%%

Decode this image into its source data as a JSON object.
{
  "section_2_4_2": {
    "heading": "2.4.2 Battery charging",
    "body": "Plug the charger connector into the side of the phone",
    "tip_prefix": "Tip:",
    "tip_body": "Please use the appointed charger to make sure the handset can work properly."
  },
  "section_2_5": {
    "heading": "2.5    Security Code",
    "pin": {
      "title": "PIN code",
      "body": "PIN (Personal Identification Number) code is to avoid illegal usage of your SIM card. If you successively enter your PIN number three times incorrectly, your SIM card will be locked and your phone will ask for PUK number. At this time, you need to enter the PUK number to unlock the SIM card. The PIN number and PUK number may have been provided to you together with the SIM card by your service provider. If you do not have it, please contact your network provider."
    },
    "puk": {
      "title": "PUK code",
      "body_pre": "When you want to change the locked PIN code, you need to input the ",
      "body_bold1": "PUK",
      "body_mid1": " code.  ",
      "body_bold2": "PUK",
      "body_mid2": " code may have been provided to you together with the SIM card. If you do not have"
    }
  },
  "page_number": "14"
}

%%

*WHAT YOU NEED TO DO*:
Restate the whole listing exactly.

*SOLVED PROBLEM*:
Decode this image into its source data as a JSON object.
{
  "section_2_4_2": {
    "heading": "2.4.2 Battery charging",
    "body": "Plug the charger connector into the side of the phone",
    "tip_prefix": "Tip:",
    "tip_body": "Please use the appointed charger to make sure the handset can work properly."
  },
  "section_2_5": {
    "heading": "2.5    Security Code",
    "pin": {
      "title": "PIN code",
      "body": "PIN (Personal Identification Number) code is to avoid illegal usage of your SIM card. If you successively enter your PIN number three times incorrectly, your SIM card will be locked and your phone will ask for PUK number. At this time, you need to enter the PUK number to unlock the SIM card. The PIN number and PUK number may have been provided to you together with the SIM card by your service provider. If you do not have it, please contact your network provider."
    },
    "puk": {
      "title": "PUK code",
      "body_pre": "When you want to change the locked PIN code, you need to input the ",
      "body_bold1": "PUK",
      "body_mid1": " code.  ",
      "body_bold2": "PUK",
      "body_mid2": " code may have been provided to you together with the SIM card. If you do not have"
    }
  },
  "page_number": "14"
}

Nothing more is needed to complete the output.